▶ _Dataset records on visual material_
────

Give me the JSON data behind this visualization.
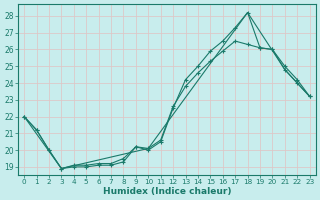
{
  "xlabel": "Humidex (Indice chaleur)",
  "xlim": [
    -0.5,
    23.5
  ],
  "ylim": [
    18.5,
    28.7
  ],
  "yticks": [
    19,
    20,
    21,
    22,
    23,
    24,
    25,
    26,
    27,
    28
  ],
  "xticks": [
    0,
    1,
    2,
    3,
    4,
    5,
    6,
    7,
    8,
    9,
    10,
    11,
    12,
    13,
    14,
    15,
    16,
    17,
    18,
    19,
    20,
    21,
    22,
    23
  ],
  "background_color": "#c8eded",
  "grid_color": "#ddc8c8",
  "line_color": "#1a7a6a",
  "line1_jagged": [
    [
      0,
      22.0
    ],
    [
      1,
      21.2
    ],
    [
      2,
      20.0
    ],
    [
      3,
      18.9
    ],
    [
      4,
      19.0
    ],
    [
      5,
      19.0
    ],
    [
      6,
      19.1
    ],
    [
      7,
      19.1
    ],
    [
      8,
      19.3
    ],
    [
      9,
      20.2
    ],
    [
      10,
      20.0
    ],
    [
      11,
      20.5
    ],
    [
      12,
      22.5
    ],
    [
      13,
      24.2
    ],
    [
      14,
      25.0
    ],
    [
      15,
      25.9
    ],
    [
      16,
      26.5
    ],
    [
      17,
      27.3
    ],
    [
      18,
      28.2
    ],
    [
      19,
      26.1
    ],
    [
      20,
      26.0
    ],
    [
      21,
      24.8
    ],
    [
      22,
      24.0
    ],
    [
      23,
      23.2
    ]
  ],
  "line2_smooth": [
    [
      0,
      22.0
    ],
    [
      1,
      21.2
    ],
    [
      2,
      20.0
    ],
    [
      3,
      18.9
    ],
    [
      4,
      19.1
    ],
    [
      5,
      19.1
    ],
    [
      6,
      19.2
    ],
    [
      7,
      19.2
    ],
    [
      8,
      19.5
    ],
    [
      9,
      20.2
    ],
    [
      10,
      20.1
    ],
    [
      11,
      20.6
    ],
    [
      12,
      22.6
    ],
    [
      13,
      23.8
    ],
    [
      14,
      24.6
    ],
    [
      15,
      25.3
    ],
    [
      16,
      25.9
    ],
    [
      17,
      26.5
    ],
    [
      18,
      26.3
    ],
    [
      19,
      26.1
    ],
    [
      20,
      26.0
    ],
    [
      21,
      25.0
    ],
    [
      22,
      24.2
    ],
    [
      23,
      23.2
    ]
  ],
  "line3_diagonal": [
    [
      0,
      22.0
    ],
    [
      3,
      18.9
    ],
    [
      10,
      20.1
    ],
    [
      18,
      28.2
    ],
    [
      21,
      24.8
    ],
    [
      23,
      23.2
    ]
  ]
}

────

▶ _TASK STATEMENT_
In the copy, include all records verbatim but no images.

▶ _TASK RESULT_
Give me the JSON data behind this visualization.
{
  "xlabel": "Humidex (Indice chaleur)",
  "xlim": [
    -0.5,
    23.5
  ],
  "ylim": [
    18.5,
    28.7
  ],
  "yticks": [
    19,
    20,
    21,
    22,
    23,
    24,
    25,
    26,
    27,
    28
  ],
  "xticks": [
    0,
    1,
    2,
    3,
    4,
    5,
    6,
    7,
    8,
    9,
    10,
    11,
    12,
    13,
    14,
    15,
    16,
    17,
    18,
    19,
    20,
    21,
    22,
    23
  ],
  "background_color": "#c8eded",
  "grid_color": "#ddc8c8",
  "line_color": "#1a7a6a",
  "line1_jagged": [
    [
      0,
      22.0
    ],
    [
      1,
      21.2
    ],
    [
      2,
      20.0
    ],
    [
      3,
      18.9
    ],
    [
      4,
      19.0
    ],
    [
      5,
      19.0
    ],
    [
      6,
      19.1
    ],
    [
      7,
      19.1
    ],
    [
      8,
      19.3
    ],
    [
      9,
      20.2
    ],
    [
      10,
      20.0
    ],
    [
      11,
      20.5
    ],
    [
      12,
      22.5
    ],
    [
      13,
      24.2
    ],
    [
      14,
      25.0
    ],
    [
      15,
      25.9
    ],
    [
      16,
      26.5
    ],
    [
      17,
      27.3
    ],
    [
      18,
      28.2
    ],
    [
      19,
      26.1
    ],
    [
      20,
      26.0
    ],
    [
      21,
      24.8
    ],
    [
      22,
      24.0
    ],
    [
      23,
      23.2
    ]
  ],
  "line2_smooth": [
    [
      0,
      22.0
    ],
    [
      1,
      21.2
    ],
    [
      2,
      20.0
    ],
    [
      3,
      18.9
    ],
    [
      4,
      19.1
    ],
    [
      5,
      19.1
    ],
    [
      6,
      19.2
    ],
    [
      7,
      19.2
    ],
    [
      8,
      19.5
    ],
    [
      9,
      20.2
    ],
    [
      10,
      20.1
    ],
    [
      11,
      20.6
    ],
    [
      12,
      22.6
    ],
    [
      13,
      23.8
    ],
    [
      14,
      24.6
    ],
    [
      15,
      25.3
    ],
    [
      16,
      25.9
    ],
    [
      17,
      26.5
    ],
    [
      18,
      26.3
    ],
    [
      19,
      26.1
    ],
    [
      20,
      26.0
    ],
    [
      21,
      25.0
    ],
    [
      22,
      24.2
    ],
    [
      23,
      23.2
    ]
  ],
  "line3_diagonal": [
    [
      0,
      22.0
    ],
    [
      3,
      18.9
    ],
    [
      10,
      20.1
    ],
    [
      18,
      28.2
    ],
    [
      21,
      24.8
    ],
    [
      23,
      23.2
    ]
  ]
}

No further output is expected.